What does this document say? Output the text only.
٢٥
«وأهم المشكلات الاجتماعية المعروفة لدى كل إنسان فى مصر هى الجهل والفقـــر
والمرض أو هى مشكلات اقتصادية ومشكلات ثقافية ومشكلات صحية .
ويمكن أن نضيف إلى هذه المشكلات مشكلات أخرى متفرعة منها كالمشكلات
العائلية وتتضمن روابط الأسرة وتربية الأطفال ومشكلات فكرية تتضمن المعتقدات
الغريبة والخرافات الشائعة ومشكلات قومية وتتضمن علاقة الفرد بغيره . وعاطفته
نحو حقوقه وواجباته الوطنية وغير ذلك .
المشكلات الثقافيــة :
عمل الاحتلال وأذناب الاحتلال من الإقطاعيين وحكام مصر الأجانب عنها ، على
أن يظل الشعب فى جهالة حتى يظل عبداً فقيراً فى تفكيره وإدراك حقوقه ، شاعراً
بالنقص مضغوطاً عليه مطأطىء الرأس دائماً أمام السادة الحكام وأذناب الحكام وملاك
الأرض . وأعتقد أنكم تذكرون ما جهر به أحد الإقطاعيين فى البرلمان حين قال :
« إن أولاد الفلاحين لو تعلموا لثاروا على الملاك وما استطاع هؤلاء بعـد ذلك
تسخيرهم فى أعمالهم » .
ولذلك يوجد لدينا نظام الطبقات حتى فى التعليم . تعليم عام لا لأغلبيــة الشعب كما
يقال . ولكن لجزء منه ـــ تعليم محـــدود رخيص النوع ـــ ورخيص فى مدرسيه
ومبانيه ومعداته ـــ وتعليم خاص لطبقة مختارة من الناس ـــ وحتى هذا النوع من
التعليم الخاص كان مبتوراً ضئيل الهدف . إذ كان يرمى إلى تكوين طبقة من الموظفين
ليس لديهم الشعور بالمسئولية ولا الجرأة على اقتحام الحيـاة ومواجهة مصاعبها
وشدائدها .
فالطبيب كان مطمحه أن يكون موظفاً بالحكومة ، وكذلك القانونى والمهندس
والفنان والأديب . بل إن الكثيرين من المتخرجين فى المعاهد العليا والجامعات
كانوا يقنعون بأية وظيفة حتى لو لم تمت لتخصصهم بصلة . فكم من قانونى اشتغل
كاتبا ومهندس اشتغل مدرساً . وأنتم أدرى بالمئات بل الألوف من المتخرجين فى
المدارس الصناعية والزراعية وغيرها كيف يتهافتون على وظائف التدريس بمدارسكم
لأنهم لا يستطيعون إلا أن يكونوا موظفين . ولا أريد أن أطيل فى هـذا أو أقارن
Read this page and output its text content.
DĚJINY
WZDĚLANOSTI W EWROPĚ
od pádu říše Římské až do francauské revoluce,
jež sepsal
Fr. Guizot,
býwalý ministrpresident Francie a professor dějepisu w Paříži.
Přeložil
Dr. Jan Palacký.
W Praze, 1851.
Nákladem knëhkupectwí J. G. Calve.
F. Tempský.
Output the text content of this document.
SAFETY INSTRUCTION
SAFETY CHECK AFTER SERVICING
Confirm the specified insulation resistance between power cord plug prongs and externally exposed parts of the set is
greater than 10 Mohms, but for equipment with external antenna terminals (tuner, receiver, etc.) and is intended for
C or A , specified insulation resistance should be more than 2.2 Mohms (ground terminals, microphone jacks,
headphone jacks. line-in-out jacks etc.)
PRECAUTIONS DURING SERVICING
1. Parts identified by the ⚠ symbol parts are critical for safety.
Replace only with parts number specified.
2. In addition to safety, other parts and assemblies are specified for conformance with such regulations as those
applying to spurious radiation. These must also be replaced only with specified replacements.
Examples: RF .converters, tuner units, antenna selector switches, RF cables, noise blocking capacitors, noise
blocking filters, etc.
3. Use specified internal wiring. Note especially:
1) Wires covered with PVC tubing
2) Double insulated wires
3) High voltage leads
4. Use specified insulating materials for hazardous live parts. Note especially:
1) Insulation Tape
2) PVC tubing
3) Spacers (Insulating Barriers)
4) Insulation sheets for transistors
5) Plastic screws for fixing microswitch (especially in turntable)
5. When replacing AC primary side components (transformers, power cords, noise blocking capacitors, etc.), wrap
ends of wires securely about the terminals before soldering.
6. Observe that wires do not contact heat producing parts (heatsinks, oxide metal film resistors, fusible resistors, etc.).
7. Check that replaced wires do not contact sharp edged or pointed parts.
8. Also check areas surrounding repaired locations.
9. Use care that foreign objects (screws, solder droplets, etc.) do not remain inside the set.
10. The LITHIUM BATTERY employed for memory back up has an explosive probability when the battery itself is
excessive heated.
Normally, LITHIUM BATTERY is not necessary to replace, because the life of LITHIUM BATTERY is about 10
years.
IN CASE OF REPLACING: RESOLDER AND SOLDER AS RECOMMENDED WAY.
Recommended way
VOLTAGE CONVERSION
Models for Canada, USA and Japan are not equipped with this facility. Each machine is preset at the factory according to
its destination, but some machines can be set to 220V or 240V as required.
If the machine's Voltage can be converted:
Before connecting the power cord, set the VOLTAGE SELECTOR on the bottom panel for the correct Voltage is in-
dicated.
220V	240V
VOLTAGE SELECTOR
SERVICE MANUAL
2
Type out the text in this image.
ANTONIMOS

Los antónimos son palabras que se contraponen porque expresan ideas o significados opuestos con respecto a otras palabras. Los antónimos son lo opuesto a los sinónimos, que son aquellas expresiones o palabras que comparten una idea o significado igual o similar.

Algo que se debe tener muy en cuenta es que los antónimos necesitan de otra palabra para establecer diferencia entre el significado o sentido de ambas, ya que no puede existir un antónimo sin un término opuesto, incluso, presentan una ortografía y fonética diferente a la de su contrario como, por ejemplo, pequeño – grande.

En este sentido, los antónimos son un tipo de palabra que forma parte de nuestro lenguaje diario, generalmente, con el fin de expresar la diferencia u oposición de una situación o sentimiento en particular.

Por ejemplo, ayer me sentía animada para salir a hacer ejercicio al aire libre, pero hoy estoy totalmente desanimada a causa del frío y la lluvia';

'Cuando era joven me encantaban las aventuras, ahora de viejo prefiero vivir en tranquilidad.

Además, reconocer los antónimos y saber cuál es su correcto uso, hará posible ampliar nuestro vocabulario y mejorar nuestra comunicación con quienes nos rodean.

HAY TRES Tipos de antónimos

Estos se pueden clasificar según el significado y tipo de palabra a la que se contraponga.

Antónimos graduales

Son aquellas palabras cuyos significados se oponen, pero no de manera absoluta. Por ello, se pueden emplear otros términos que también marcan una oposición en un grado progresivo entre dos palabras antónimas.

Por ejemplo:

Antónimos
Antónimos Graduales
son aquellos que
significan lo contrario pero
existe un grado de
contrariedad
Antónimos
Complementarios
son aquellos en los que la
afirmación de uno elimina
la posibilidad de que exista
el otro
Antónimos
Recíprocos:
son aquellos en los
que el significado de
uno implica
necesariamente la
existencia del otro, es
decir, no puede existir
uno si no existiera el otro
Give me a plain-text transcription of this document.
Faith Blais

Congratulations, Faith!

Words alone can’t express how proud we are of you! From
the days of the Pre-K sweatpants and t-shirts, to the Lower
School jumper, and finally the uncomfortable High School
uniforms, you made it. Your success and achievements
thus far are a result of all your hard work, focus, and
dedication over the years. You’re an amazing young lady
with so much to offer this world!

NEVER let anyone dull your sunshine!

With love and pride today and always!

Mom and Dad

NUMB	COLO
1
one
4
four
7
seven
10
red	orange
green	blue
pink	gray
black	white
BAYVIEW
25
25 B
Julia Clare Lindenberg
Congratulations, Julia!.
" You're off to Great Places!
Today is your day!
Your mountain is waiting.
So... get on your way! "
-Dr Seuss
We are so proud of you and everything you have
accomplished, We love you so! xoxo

+ + +

§ **Required work**: Repeat the material from above exactly, word for word.

§ **Exercise output**:
What does this document say? Output the text only.
٢٥
«وأهم المشكلات الاجتماعية المعروفة لدى كل إنسان فى مصر هى الجهل والفقـــر
والمرض أو هى مشكلات اقتصادية ومشكلات ثقافية ومشكلات صحية .
ويمكن أن نضيف إلى هذه المشكلات مشكلات أخرى متفرعة منها كالمشكلات
العائلية وتتضمن روابط الأسرة وتربية الأطفال ومشكلات فكرية تتضمن المعتقدات
الغريبة والخرافات الشائعة ومشكلات قومية وتتضمن علاقة الفرد بغيره . وعاطفته
نحو حقوقه وواجباته الوطنية وغير ذلك .
المشكلات الثقافيــة :
عمل الاحتلال وأذناب الاحتلال من الإقطاعيين وحكام مصر الأجانب عنها ، على
أن يظل الشعب فى جهالة حتى يظل عبداً فقيراً فى تفكيره وإدراك حقوقه ، شاعراً
بالنقص مضغوطاً عليه مطأطىء الرأس دائماً أمام السادة الحكام وأذناب الحكام وملاك
الأرض . وأعتقد أنكم تذكرون ما جهر به أحد الإقطاعيين فى البرلمان حين قال :
« إن أولاد الفلاحين لو تعلموا لثاروا على الملاك وما استطاع هؤلاء بعـد ذلك
تسخيرهم فى أعمالهم » .
ولذلك يوجد لدينا نظام الطبقات حتى فى التعليم . تعليم عام لا لأغلبيــة الشعب كما
يقال . ولكن لجزء منه ـــ تعليم محـــدود رخيص النوع ـــ ورخيص فى مدرسيه
ومبانيه ومعداته ـــ وتعليم خاص لطبقة مختارة من الناس ـــ وحتى هذا النوع من
التعليم الخاص كان مبتوراً ضئيل الهدف . إذ كان يرمى إلى تكوين طبقة من الموظفين
ليس لديهم الشعور بالمسئولية ولا الجرأة على اقتحام الحيـاة ومواجهة مصاعبها
وشدائدها .
فالطبيب كان مطمحه أن يكون موظفاً بالحكومة ، وكذلك القانونى والمهندس
والفنان والأديب . بل إن الكثيرين من المتخرجين فى المعاهد العليا والجامعات
كانوا يقنعون بأية وظيفة حتى لو لم تمت لتخصصهم بصلة . فكم من قانونى اشتغل
كاتبا ومهندس اشتغل مدرساً . وأنتم أدرى بالمئات بل الألوف من المتخرجين فى
المدارس الصناعية والزراعية وغيرها كيف يتهافتون على وظائف التدريس بمدارسكم
لأنهم لا يستطيعون إلا أن يكونوا موظفين . ولا أريد أن أطيل فى هـذا أو أقارن
Read this page and output its text content.
DĚJINY
WZDĚLANOSTI W EWROPĚ
od pádu říše Římské až do francauské revoluce,
jež sepsal
Fr. Guizot,
býwalý ministrpresident Francie a professor dějepisu w Paříži.
Přeložil
Dr. Jan Palacký.
W Praze, 1851.
Nákladem knëhkupectwí J. G. Calve.
F. Tempský.
Output the text content of this document.
SAFETY INSTRUCTION
SAFETY CHECK AFTER SERVICING
Confirm the specified insulation resistance between power cord plug prongs and externally exposed parts of the set is
greater than 10 Mohms, but for equipment with external antenna terminals (tuner, receiver, etc.) and is intended for
C or A , specified insulation resistance should be more than 2.2 Mohms (ground terminals, microphone jacks,
headphone jacks. line-in-out jacks etc.)
PRECAUTIONS DURING SERVICING
1. Parts identified by the ⚠ symbol parts are critical for safety.
Replace only with parts number specified.
2. In addition to safety, other parts and assemblies are specified for conformance with such regulations as those
applying to spurious radiation. These must also be replaced only with specified replacements.
Examples: RF .converters, tuner units, antenna selector switches, RF cables, noise blocking capacitors, noise
blocking filters, etc.
3. Use specified internal wiring. Note especially:
1) Wires covered with PVC tubing
2) Double insulated wires
3) High voltage leads
4. Use specified insulating materials for hazardous live parts. Note especially:
1) Insulation Tape
2) PVC tubing
3) Spacers (Insulating Barriers)
4) Insulation sheets for transistors
5) Plastic screws for fixing microswitch (especially in turntable)
5. When replacing AC primary side components (transformers, power cords, noise blocking capacitors, etc.), wrap
ends of wires securely about the terminals before soldering.
6. Observe that wires do not contact heat producing parts (heatsinks, oxide metal film resistors, fusible resistors, etc.).
7. Check that replaced wires do not contact sharp edged or pointed parts.
8. Also check areas surrounding repaired locations.
9. Use care that foreign objects (screws, solder droplets, etc.) do not remain inside the set.
10. The LITHIUM BATTERY employed for memory back up has an explosive probability when the battery itself is
excessive heated.
Normally, LITHIUM BATTERY is not necessary to replace, because the life of LITHIUM BATTERY is about 10
years.
IN CASE OF REPLACING: RESOLDER AND SOLDER AS RECOMMENDED WAY.
Recommended way
VOLTAGE CONVERSION
Models for Canada, USA and Japan are not equipped with this facility. Each machine is preset at the factory according to
its destination, but some machines can be set to 220V or 240V as required.
If the machine's Voltage can be converted:
Before connecting the power cord, set the VOLTAGE SELECTOR on the bottom panel for the correct Voltage is in-
dicated.
220V	240V
VOLTAGE SELECTOR
SERVICE MANUAL
2
Type out the text in this image.
ANTONIMOS

Los antónimos son palabras que se contraponen porque expresan ideas o significados opuestos con respecto a otras palabras. Los antónimos son lo opuesto a los sinónimos, que son aquellas expresiones o palabras que comparten una idea o significado igual o similar.

Algo que se debe tener muy en cuenta es que los antónimos necesitan de otra palabra para establecer diferencia entre el significado o sentido de ambas, ya que no puede existir un antónimo sin un término opuesto, incluso, presentan una ortografía y fonética diferente a la de su contrario como, por ejemplo, pequeño – grande.

En este sentido, los antónimos son un tipo de palabra que forma parte de nuestro lenguaje diario, generalmente, con el fin de expresar la diferencia u oposición de una situación o sentimiento en particular.

Por ejemplo, ayer me sentía animada para salir a hacer ejercicio al aire libre, pero hoy estoy totalmente desanimada a causa del frío y la lluvia';

'Cuando era joven me encantaban las aventuras, ahora de viejo prefiero vivir en tranquilidad.

Además, reconocer los antónimos y saber cuál es su correcto uso, hará posible ampliar nuestro vocabulario y mejorar nuestra comunicación con quienes nos rodean.

HAY TRES Tipos de antónimos

Estos se pueden clasificar según el significado y tipo de palabra a la que se contraponga.

Antónimos graduales

Son aquellas palabras cuyos significados se oponen, pero no de manera absoluta. Por ello, se pueden emplear otros términos que también marcan una oposición en un grado progresivo entre dos palabras antónimas.

Por ejemplo:

Antónimos
Antónimos Graduales
son aquellos que
significan lo contrario pero
existe un grado de
contrariedad
Antónimos
Complementarios
son aquellos en los que la
afirmación de uno elimina
la posibilidad de que exista
el otro
Antónimos
Recíprocos:
son aquellos en los
que el significado de
uno implica
necesariamente la
existencia del otro, es
decir, no puede existir
uno si no existiera el otro
Give me a plain-text transcription of this document.
Faith Blais

Congratulations, Faith!

Words alone can’t express how proud we are of you! From
the days of the Pre-K sweatpants and t-shirts, to the Lower
School jumper, and finally the uncomfortable High School
uniforms, you made it. Your success and achievements
thus far are a result of all your hard work, focus, and
dedication over the years. You’re an amazing young lady
with so much to offer this world!

NEVER let anyone dull your sunshine!

With love and pride today and always!

Mom and Dad

NUMB	COLO
1
one
4
four
7
seven
10
red	orange
green	blue
pink	gray
black	white
BAYVIEW
25
25 B
Julia Clare Lindenberg
Congratulations, Julia!.
" You're off to Great Places!
Today is your day!
Your mountain is waiting.
So... get on your way! "
-Dr Seuss
We are so proud of you and everything you have
accomplished, We love you so! xoxo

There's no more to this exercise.